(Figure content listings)
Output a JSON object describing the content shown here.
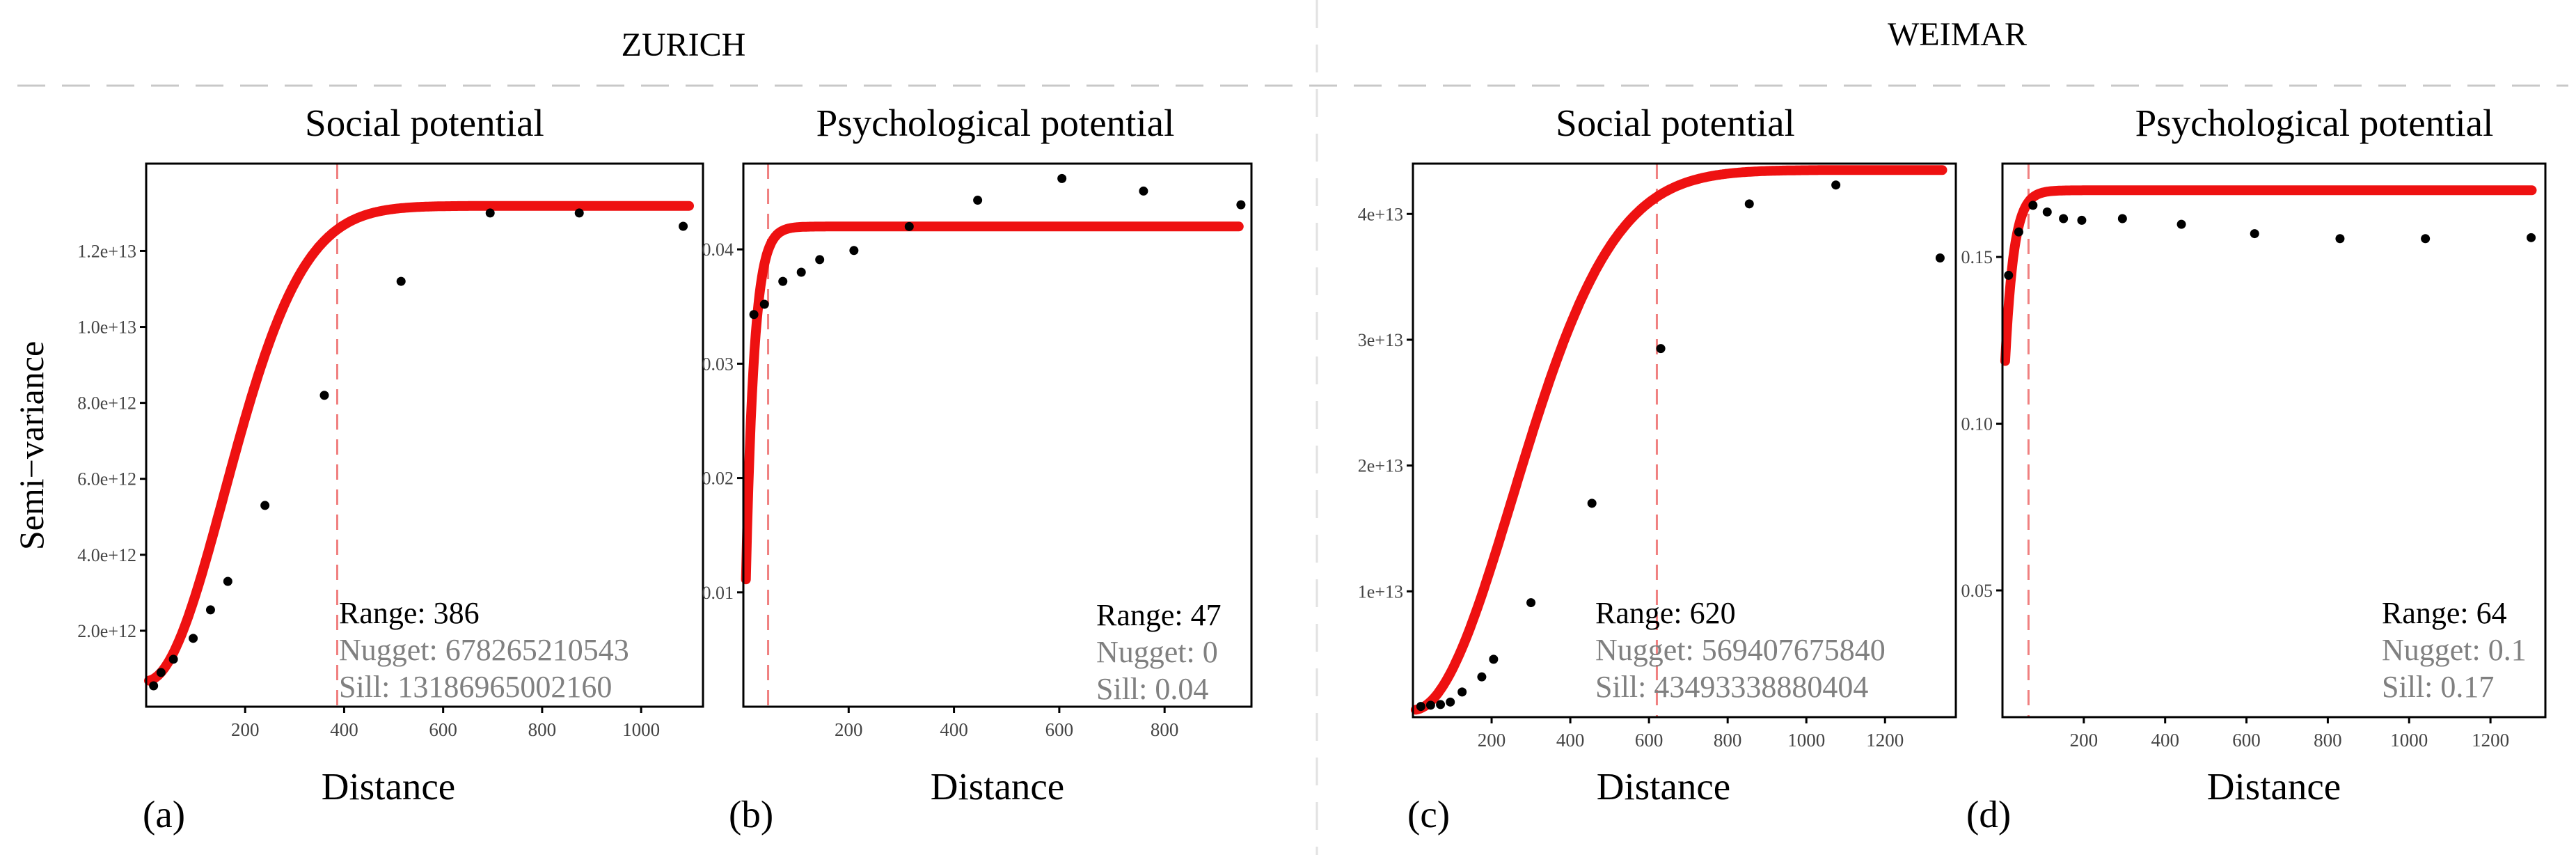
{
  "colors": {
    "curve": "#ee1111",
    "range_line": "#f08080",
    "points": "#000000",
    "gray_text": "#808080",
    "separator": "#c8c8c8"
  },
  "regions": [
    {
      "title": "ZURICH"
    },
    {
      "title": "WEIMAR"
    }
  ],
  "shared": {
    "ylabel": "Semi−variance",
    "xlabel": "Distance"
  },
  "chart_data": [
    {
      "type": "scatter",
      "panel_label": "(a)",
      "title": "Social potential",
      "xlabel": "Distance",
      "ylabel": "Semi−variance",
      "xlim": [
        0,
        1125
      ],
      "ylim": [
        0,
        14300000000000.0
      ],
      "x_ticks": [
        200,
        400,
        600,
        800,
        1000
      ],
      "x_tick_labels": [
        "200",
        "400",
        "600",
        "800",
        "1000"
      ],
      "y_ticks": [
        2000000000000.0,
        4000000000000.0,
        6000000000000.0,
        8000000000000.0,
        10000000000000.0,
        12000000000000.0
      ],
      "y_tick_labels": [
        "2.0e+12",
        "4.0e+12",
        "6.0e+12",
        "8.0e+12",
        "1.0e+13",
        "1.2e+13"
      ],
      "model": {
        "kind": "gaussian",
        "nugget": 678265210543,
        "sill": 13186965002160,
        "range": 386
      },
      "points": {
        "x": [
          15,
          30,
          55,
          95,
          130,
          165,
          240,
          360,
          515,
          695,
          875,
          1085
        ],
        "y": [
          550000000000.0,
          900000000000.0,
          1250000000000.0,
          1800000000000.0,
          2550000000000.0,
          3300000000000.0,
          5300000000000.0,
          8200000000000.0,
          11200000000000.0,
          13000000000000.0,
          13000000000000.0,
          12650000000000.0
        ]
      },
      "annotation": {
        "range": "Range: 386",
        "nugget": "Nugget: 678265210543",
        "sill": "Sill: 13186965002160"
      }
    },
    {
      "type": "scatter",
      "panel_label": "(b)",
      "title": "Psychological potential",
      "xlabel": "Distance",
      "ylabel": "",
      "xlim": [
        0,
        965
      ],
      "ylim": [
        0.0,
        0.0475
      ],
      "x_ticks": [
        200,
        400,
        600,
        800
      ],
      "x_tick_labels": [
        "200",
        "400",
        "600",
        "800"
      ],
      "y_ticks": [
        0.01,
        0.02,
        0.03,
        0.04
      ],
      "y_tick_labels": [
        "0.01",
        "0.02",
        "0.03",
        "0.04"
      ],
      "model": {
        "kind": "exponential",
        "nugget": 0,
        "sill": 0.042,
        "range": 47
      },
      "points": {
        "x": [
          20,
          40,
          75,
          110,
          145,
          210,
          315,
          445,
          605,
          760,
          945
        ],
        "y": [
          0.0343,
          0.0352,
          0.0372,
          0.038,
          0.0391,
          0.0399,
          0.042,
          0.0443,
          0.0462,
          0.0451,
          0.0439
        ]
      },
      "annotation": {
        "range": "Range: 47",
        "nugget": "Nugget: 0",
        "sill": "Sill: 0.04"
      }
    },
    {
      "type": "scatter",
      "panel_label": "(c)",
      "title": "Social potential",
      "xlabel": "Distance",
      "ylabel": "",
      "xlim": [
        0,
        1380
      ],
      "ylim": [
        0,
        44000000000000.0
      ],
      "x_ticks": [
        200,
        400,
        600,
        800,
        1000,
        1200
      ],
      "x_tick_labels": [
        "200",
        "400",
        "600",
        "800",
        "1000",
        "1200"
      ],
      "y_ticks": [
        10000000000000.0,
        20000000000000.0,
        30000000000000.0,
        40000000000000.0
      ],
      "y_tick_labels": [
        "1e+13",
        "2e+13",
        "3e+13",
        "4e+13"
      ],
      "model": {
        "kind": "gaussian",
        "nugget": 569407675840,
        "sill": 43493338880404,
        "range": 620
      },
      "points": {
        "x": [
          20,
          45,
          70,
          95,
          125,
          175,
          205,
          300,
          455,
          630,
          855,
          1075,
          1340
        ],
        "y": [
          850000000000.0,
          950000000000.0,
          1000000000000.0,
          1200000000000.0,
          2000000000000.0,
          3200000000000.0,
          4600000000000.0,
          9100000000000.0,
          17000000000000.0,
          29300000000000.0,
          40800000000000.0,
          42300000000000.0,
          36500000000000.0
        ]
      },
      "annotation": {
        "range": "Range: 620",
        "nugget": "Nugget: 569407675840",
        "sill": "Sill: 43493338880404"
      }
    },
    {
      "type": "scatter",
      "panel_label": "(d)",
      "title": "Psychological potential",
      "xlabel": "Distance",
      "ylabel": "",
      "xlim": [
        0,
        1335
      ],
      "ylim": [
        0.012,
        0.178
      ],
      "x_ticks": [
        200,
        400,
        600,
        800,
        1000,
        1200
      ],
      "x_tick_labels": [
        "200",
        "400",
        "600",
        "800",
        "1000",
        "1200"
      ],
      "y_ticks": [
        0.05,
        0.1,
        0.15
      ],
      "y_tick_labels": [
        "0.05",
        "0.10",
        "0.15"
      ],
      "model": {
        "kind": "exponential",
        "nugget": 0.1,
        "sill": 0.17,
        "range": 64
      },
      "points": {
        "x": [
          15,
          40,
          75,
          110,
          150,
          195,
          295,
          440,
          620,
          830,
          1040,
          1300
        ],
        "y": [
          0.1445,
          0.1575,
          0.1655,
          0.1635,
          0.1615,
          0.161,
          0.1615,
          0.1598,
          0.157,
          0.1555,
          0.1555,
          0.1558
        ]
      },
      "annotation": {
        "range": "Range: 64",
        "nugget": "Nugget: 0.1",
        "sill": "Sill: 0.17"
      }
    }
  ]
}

» Aim
Except for the pictures, reproduce every line exactly.

» Written solution
Output a JSON object describing the content shown here.
{
  "colors": {
    "curve": "#ee1111",
    "range_line": "#f08080",
    "points": "#000000",
    "gray_text": "#808080",
    "separator": "#c8c8c8"
  },
  "regions": [
    {
      "title": "ZURICH"
    },
    {
      "title": "WEIMAR"
    }
  ],
  "shared": {
    "ylabel": "Semi−variance",
    "xlabel": "Distance"
  },
  "chart_data": [
    {
      "type": "scatter",
      "panel_label": "(a)",
      "title": "Social potential",
      "xlabel": "Distance",
      "ylabel": "Semi−variance",
      "xlim": [
        0,
        1125
      ],
      "ylim": [
        0,
        14300000000000.0
      ],
      "x_ticks": [
        200,
        400,
        600,
        800,
        1000
      ],
      "x_tick_labels": [
        "200",
        "400",
        "600",
        "800",
        "1000"
      ],
      "y_ticks": [
        2000000000000.0,
        4000000000000.0,
        6000000000000.0,
        8000000000000.0,
        10000000000000.0,
        12000000000000.0
      ],
      "y_tick_labels": [
        "2.0e+12",
        "4.0e+12",
        "6.0e+12",
        "8.0e+12",
        "1.0e+13",
        "1.2e+13"
      ],
      "model": {
        "kind": "gaussian",
        "nugget": 678265210543,
        "sill": 13186965002160,
        "range": 386
      },
      "points": {
        "x": [
          15,
          30,
          55,
          95,
          130,
          165,
          240,
          360,
          515,
          695,
          875,
          1085
        ],
        "y": [
          550000000000.0,
          900000000000.0,
          1250000000000.0,
          1800000000000.0,
          2550000000000.0,
          3300000000000.0,
          5300000000000.0,
          8200000000000.0,
          11200000000000.0,
          13000000000000.0,
          13000000000000.0,
          12650000000000.0
        ]
      },
      "annotation": {
        "range": "Range: 386",
        "nugget": "Nugget: 678265210543",
        "sill": "Sill: 13186965002160"
      }
    },
    {
      "type": "scatter",
      "panel_label": "(b)",
      "title": "Psychological potential",
      "xlabel": "Distance",
      "ylabel": "",
      "xlim": [
        0,
        965
      ],
      "ylim": [
        0.0,
        0.0475
      ],
      "x_ticks": [
        200,
        400,
        600,
        800
      ],
      "x_tick_labels": [
        "200",
        "400",
        "600",
        "800"
      ],
      "y_ticks": [
        0.01,
        0.02,
        0.03,
        0.04
      ],
      "y_tick_labels": [
        "0.01",
        "0.02",
        "0.03",
        "0.04"
      ],
      "model": {
        "kind": "exponential",
        "nugget": 0,
        "sill": 0.042,
        "range": 47
      },
      "points": {
        "x": [
          20,
          40,
          75,
          110,
          145,
          210,
          315,
          445,
          605,
          760,
          945
        ],
        "y": [
          0.0343,
          0.0352,
          0.0372,
          0.038,
          0.0391,
          0.0399,
          0.042,
          0.0443,
          0.0462,
          0.0451,
          0.0439
        ]
      },
      "annotation": {
        "range": "Range: 47",
        "nugget": "Nugget: 0",
        "sill": "Sill: 0.04"
      }
    },
    {
      "type": "scatter",
      "panel_label": "(c)",
      "title": "Social potential",
      "xlabel": "Distance",
      "ylabel": "",
      "xlim": [
        0,
        1380
      ],
      "ylim": [
        0,
        44000000000000.0
      ],
      "x_ticks": [
        200,
        400,
        600,
        800,
        1000,
        1200
      ],
      "x_tick_labels": [
        "200",
        "400",
        "600",
        "800",
        "1000",
        "1200"
      ],
      "y_ticks": [
        10000000000000.0,
        20000000000000.0,
        30000000000000.0,
        40000000000000.0
      ],
      "y_tick_labels": [
        "1e+13",
        "2e+13",
        "3e+13",
        "4e+13"
      ],
      "model": {
        "kind": "gaussian",
        "nugget": 569407675840,
        "sill": 43493338880404,
        "range": 620
      },
      "points": {
        "x": [
          20,
          45,
          70,
          95,
          125,
          175,
          205,
          300,
          455,
          630,
          855,
          1075,
          1340
        ],
        "y": [
          850000000000.0,
          950000000000.0,
          1000000000000.0,
          1200000000000.0,
          2000000000000.0,
          3200000000000.0,
          4600000000000.0,
          9100000000000.0,
          17000000000000.0,
          29300000000000.0,
          40800000000000.0,
          42300000000000.0,
          36500000000000.0
        ]
      },
      "annotation": {
        "range": "Range: 620",
        "nugget": "Nugget: 569407675840",
        "sill": "Sill: 43493338880404"
      }
    },
    {
      "type": "scatter",
      "panel_label": "(d)",
      "title": "Psychological potential",
      "xlabel": "Distance",
      "ylabel": "",
      "xlim": [
        0,
        1335
      ],
      "ylim": [
        0.012,
        0.178
      ],
      "x_ticks": [
        200,
        400,
        600,
        800,
        1000,
        1200
      ],
      "x_tick_labels": [
        "200",
        "400",
        "600",
        "800",
        "1000",
        "1200"
      ],
      "y_ticks": [
        0.05,
        0.1,
        0.15
      ],
      "y_tick_labels": [
        "0.05",
        "0.10",
        "0.15"
      ],
      "model": {
        "kind": "exponential",
        "nugget": 0.1,
        "sill": 0.17,
        "range": 64
      },
      "points": {
        "x": [
          15,
          40,
          75,
          110,
          150,
          195,
          295,
          440,
          620,
          830,
          1040,
          1300
        ],
        "y": [
          0.1445,
          0.1575,
          0.1655,
          0.1635,
          0.1615,
          0.161,
          0.1615,
          0.1598,
          0.157,
          0.1555,
          0.1555,
          0.1558
        ]
      },
      "annotation": {
        "range": "Range: 64",
        "nugget": "Nugget: 0.1",
        "sill": "Sill: 0.17"
      }
    }
  ]
}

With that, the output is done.